STATED EXERCISE => Turn every line of the records below into a numbered list, skipping blank lines and leaving out the pictures.

GIVEN DATA =>
+===+
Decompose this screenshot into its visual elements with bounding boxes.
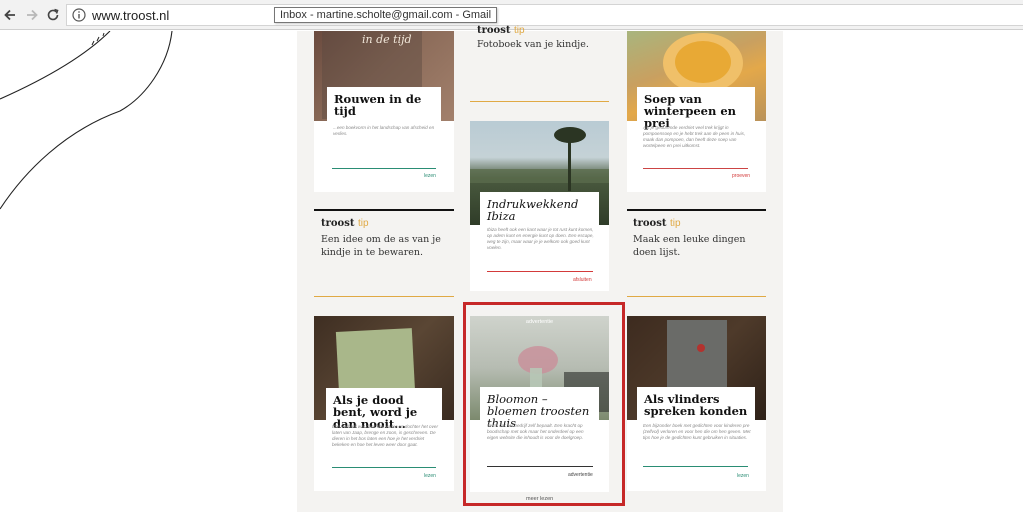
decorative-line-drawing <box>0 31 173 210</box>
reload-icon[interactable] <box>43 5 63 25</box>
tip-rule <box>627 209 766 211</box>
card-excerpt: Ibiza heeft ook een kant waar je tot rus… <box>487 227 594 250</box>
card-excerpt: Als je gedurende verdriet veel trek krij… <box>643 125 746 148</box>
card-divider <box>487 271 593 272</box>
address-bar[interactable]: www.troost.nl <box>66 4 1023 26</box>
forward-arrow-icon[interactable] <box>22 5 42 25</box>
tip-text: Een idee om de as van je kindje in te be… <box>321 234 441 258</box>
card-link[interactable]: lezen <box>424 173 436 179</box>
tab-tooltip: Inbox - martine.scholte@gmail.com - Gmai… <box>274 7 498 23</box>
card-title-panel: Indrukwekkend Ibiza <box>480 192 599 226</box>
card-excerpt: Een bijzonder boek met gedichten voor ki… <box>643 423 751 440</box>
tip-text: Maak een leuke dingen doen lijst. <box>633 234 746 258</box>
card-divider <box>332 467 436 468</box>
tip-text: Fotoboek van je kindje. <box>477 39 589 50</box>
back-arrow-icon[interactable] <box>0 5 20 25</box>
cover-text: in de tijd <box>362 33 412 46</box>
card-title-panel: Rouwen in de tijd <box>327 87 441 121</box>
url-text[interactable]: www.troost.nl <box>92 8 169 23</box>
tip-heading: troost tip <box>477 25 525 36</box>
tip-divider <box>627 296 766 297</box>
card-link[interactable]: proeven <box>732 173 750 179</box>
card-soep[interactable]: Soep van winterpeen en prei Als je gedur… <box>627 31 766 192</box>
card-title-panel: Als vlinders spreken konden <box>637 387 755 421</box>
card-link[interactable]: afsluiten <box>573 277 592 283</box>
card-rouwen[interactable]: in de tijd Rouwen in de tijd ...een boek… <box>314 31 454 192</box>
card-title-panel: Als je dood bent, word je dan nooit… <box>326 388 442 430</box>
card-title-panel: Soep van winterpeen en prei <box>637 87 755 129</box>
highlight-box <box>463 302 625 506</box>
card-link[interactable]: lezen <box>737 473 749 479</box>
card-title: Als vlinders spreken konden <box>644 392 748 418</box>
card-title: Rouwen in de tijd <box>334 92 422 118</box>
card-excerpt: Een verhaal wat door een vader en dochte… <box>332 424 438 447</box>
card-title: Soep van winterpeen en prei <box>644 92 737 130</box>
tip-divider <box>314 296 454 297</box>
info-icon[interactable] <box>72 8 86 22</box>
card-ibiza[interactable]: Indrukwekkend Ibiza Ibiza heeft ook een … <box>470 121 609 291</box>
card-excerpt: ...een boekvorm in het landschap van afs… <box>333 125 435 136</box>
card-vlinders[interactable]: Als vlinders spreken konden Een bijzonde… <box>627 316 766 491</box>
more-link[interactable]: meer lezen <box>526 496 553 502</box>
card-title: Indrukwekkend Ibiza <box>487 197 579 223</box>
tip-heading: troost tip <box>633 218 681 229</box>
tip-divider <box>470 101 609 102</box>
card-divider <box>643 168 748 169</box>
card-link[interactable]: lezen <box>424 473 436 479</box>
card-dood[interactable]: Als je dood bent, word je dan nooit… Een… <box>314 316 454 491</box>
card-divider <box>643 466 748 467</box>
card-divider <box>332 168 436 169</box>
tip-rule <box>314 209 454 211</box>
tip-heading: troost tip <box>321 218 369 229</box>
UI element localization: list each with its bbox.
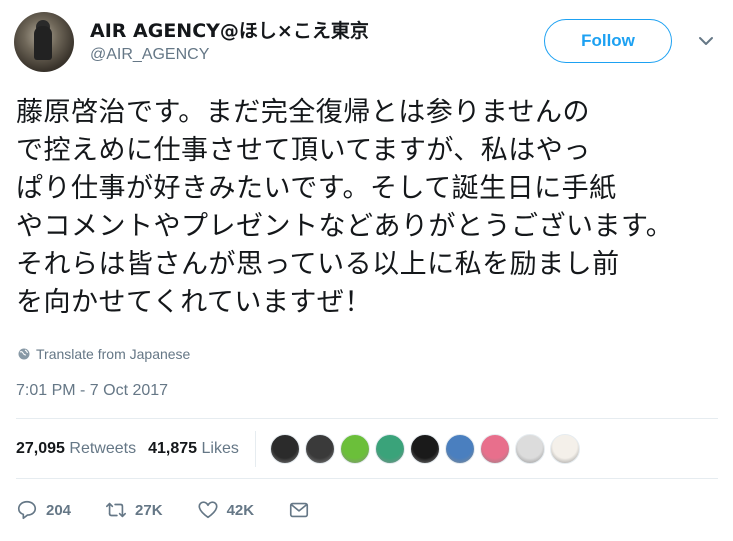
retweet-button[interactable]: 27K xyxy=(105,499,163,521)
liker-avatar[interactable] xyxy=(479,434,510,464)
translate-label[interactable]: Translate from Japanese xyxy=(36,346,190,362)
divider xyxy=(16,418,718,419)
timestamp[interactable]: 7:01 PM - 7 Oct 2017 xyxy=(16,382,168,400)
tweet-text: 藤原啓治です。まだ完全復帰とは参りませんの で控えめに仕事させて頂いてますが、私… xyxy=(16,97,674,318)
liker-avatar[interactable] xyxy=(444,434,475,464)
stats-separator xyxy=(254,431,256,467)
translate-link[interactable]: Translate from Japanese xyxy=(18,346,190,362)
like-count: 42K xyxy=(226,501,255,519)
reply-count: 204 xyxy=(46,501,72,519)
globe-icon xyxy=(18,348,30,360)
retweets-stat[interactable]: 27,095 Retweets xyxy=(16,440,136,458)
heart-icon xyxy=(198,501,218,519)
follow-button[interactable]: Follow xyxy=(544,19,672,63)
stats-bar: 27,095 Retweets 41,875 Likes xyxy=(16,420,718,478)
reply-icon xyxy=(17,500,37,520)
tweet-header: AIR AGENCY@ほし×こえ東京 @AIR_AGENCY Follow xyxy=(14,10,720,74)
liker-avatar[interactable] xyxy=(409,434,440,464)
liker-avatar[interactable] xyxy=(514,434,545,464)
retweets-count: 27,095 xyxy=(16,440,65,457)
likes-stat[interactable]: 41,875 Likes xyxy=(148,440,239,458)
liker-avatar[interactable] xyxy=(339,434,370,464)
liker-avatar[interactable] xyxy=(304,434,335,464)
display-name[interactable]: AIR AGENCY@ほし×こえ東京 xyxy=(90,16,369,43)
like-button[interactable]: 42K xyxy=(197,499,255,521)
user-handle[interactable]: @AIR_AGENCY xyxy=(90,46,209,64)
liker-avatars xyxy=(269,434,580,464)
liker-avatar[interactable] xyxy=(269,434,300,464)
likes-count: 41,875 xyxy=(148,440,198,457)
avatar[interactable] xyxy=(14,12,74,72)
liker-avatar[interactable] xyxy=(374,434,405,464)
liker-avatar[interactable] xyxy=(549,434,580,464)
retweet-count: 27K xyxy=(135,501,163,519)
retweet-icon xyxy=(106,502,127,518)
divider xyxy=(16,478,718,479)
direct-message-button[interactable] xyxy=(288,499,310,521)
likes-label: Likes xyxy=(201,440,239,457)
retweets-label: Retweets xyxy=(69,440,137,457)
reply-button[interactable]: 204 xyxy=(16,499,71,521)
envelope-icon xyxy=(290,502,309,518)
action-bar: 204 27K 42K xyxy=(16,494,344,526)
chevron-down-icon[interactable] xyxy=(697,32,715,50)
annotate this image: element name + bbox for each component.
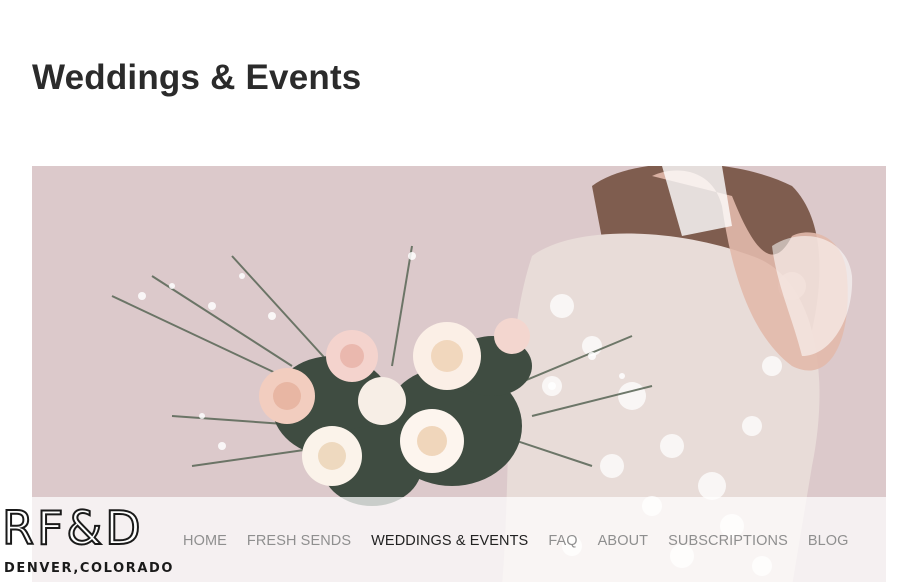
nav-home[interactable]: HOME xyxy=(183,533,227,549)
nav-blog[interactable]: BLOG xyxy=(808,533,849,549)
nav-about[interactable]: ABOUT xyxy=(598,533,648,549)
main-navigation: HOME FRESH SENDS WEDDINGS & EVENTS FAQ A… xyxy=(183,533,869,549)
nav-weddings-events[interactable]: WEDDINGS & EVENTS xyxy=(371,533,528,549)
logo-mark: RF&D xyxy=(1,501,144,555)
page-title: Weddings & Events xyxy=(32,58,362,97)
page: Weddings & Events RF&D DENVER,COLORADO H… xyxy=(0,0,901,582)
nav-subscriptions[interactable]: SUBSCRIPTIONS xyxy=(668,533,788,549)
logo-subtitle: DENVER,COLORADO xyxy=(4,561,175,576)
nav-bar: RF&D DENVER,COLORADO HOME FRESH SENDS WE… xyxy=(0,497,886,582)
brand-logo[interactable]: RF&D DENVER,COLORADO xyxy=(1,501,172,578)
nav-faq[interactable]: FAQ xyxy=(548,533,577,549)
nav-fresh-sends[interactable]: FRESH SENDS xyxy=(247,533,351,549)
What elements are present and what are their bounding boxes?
+===+
RESPONSE FOR THIS EXERCISE =>
1. Decompose this screenshot into its visual elements with bounding boxes.
2. decorative-line-drawing <box>0 31 173 210</box>
3. reload-icon[interactable] <box>43 5 63 25</box>
4. tip-rule <box>627 209 766 211</box>
5. card-excerpt: Ibiza heeft ook een kant waar je tot rus… <box>487 227 594 250</box>
6. card-excerpt: Als je gedurende verdriet veel trek krij… <box>643 125 746 148</box>
7. card-divider <box>487 271 593 272</box>
8. address-bar[interactable]: www.troost.nl <box>66 4 1023 26</box>
9. forward-arrow-icon[interactable] <box>22 5 42 25</box>
10. tip-text: Een idee om de as van je kindje in te be… <box>321 234 441 258</box>
11. card-link[interactable]: lezen <box>424 173 436 179</box>
12. tab-tooltip: Inbox - martine.scholte@gmail.com - Gmai… <box>274 7 498 23</box>
13. card-title-panel: Indrukwekkend Ibiza <box>480 192 599 226</box>
14. card-excerpt: Een bijzonder boek met gedichten voor ki… <box>643 423 751 440</box>
15. tip-text: Maak een leuke dingen doen lijst. <box>633 234 746 258</box>
16. card-divider <box>332 467 436 468</box>
17. tip-text: Fotoboek van je kindje. <box>477 39 589 50</box>
18. back-arrow-icon[interactable] <box>0 5 20 25</box>
19. cover-text: in de tijd <box>362 33 412 46</box>
20. card-title-panel: Rouwen in de tijd <box>327 87 441 121</box>
21. url-text[interactable]: www.troost.nl <box>92 8 169 23</box>
22. tip-heading: troost tip <box>477 25 525 36</box>
23. tip-divider <box>627 296 766 297</box>
24. card-link[interactable]: proeven <box>732 173 750 179</box>
25. card-soep[interactable]: Soep van winterpeen en prei Als je gedur… <box>627 31 766 192</box>
26. card-title-panel: Als vlinders spreken konden <box>637 387 755 421</box>
27. card-link[interactable]: afsluiten <box>573 277 592 283</box>
28. card-rouwen[interactable]: in de tijd Rouwen in de tijd ...een boek… <box>314 31 454 192</box>
29. card-title-panel: Als je dood bent, word je dan nooit… <box>326 388 442 430</box>
30. card-title-panel: Soep van winterpeen en prei <box>637 87 755 129</box>
31. highlight-box <box>463 302 625 506</box>
32. card-link[interactable]: lezen <box>737 473 749 479</box>
33. card-title: Als vlinders spreken konden <box>644 392 748 418</box>
34. card-title: Rouwen in de tijd <box>334 92 422 118</box>
35. card-excerpt: Een verhaal wat door een vader en dochte… <box>332 424 438 447</box>
36. card-title: Soep van winterpeen en prei <box>644 92 737 130</box>
37. tip-divider <box>314 296 454 297</box>
38. info-icon[interactable] <box>72 8 86 22</box>
39. card-ibiza[interactable]: Indrukwekkend Ibiza Ibiza heeft ook een … <box>470 121 609 291</box>
40. card-excerpt: ...een boekvorm in het landschap van afs… <box>333 125 435 136</box>
41. card-vlinders[interactable]: Als vlinders spreken konden Een bijzonde… <box>627 316 766 491</box>
42. more-link[interactable]: meer lezen <box>526 496 553 502</box>
43. card-title: Indrukwekkend Ibiza <box>487 197 579 223</box>
44. tip-heading: troost tip <box>633 218 681 229</box>
45. tip-divider <box>470 101 609 102</box>
46. card-divider <box>643 168 748 169</box>
47. card-link[interactable]: lezen <box>424 473 436 479</box>
48. card-dood[interactable]: Als je dood bent, word je dan nooit… Een… <box>314 316 454 491</box>
49. card-divider <box>643 466 748 467</box>
50. card-divider <box>332 168 436 169</box>
51. tip-rule <box>314 209 454 211</box>
52. tip-heading: troost tip <box>321 218 369 229</box>
53. UI element localization: list each with its bbox.
54. retweet-button[interactable]: 27K xyxy=(105,499,163,521)
55. liker-avatar[interactable] xyxy=(479,434,510,464)
56. translate-label[interactable]: Translate from Japanese xyxy=(36,346,190,362)
57. divider xyxy=(16,418,718,419)
58. timestamp[interactable]: 7:01 PM - 7 Oct 2017 xyxy=(16,382,168,400)
59. tweet-text: 藤原啓治です。まだ完全復帰とは参りませんの で控えめに仕事させて頂いてますが、私… xyxy=(16,97,674,318)
60. liker-avatar[interactable] xyxy=(444,434,475,464)
61. stats-separator xyxy=(254,431,256,467)
62. translate-link[interactable]: Translate from Japanese xyxy=(18,346,190,362)
63. like-count: 42K xyxy=(226,501,255,519)
64. reply-count: 204 xyxy=(46,501,72,519)
65. globe-icon xyxy=(18,348,30,360)
66. retweets-stat[interactable]: 27,095 Retweets xyxy=(16,440,136,458)
67. heart-icon xyxy=(198,501,218,519)
68. follow-button[interactable]: Follow xyxy=(544,19,672,63)
69. stats-bar: 27,095 Retweets 41,875 Likes xyxy=(16,420,718,478)
70. reply-icon xyxy=(17,500,37,520)
71. tweet-header: AIR AGENCY@ほし×こえ東京 @AIR_AGENCY Follow xyxy=(14,10,720,74)
72. liker-avatar[interactable] xyxy=(409,434,440,464)
73. liker-avatar[interactable] xyxy=(514,434,545,464)
74. retweets-count: 27,095 xyxy=(16,440,65,457)
75. likes-stat[interactable]: 41,875 Likes xyxy=(148,440,239,458)
76. liker-avatar[interactable] xyxy=(339,434,370,464)
77. liker-avatar[interactable] xyxy=(304,434,335,464)
78. display-name[interactable]: AIR AGENCY@ほし×こえ東京 xyxy=(90,16,369,43)
79. like-button[interactable]: 42K xyxy=(197,499,255,521)
80. user-handle[interactable]: @AIR_AGENCY xyxy=(90,46,209,64)
81. liker-avatars xyxy=(269,434,580,464)
82. liker-avatar[interactable] xyxy=(269,434,300,464)
83. likes-count: 41,875 xyxy=(148,440,198,457)
84. avatar[interactable] xyxy=(14,12,74,72)
85. liker-avatar[interactable] xyxy=(374,434,405,464)
86. liker-avatar[interactable] xyxy=(549,434,580,464)
87. retweet-count: 27K xyxy=(135,501,163,519)
88. retweet-icon xyxy=(106,502,127,518)
89. divider xyxy=(16,478,718,479)
90. direct-message-button[interactable] xyxy=(288,499,310,521)
91. likes-label: Likes xyxy=(201,440,239,457)
92. retweets-label: Retweets xyxy=(69,440,137,457)
93. reply-button[interactable]: 204 xyxy=(16,499,71,521)
94. envelope-icon xyxy=(290,502,309,518)
95. action-bar: 204 27K 42K xyxy=(16,494,344,526)
96. chevron-down-icon[interactable] xyxy=(697,32,715,50)
97. annotate this image: element name + bbox for each component.
98. nav-home[interactable]: HOME xyxy=(183,533,227,549)
99. nav-blog[interactable]: BLOG xyxy=(808,533,849,549)
100. nav-about[interactable]: ABOUT xyxy=(598,533,648,549)
101. main-navigation: HOME FRESH SENDS WEDDINGS & EVENTS FAQ A… xyxy=(183,533,869,549)
102. nav-weddings-events[interactable]: WEDDINGS & EVENTS xyxy=(371,533,528,549)
103. logo-mark: RF&D xyxy=(1,501,144,555)
104. page-title: Weddings & Events xyxy=(32,58,362,97)
105. page: Weddings & Events RF&D DENVER,COLORADO H… xyxy=(0,0,901,582)
106. nav-subscriptions[interactable]: SUBSCRIPTIONS xyxy=(668,533,788,549)
107. logo-subtitle: DENVER,COLORADO xyxy=(4,561,175,576)
108. nav-bar: RF&D DENVER,COLORADO HOME FRESH SENDS WE… xyxy=(0,497,886,582)
109. brand-logo[interactable]: RF&D DENVER,COLORADO xyxy=(1,501,172,578)
110. nav-faq[interactable]: FAQ xyxy=(548,533,577,549)
111. nav-fresh-sends[interactable]: FRESH SENDS xyxy=(247,533,351,549)
112. What elements are present and what are their bounding boxes?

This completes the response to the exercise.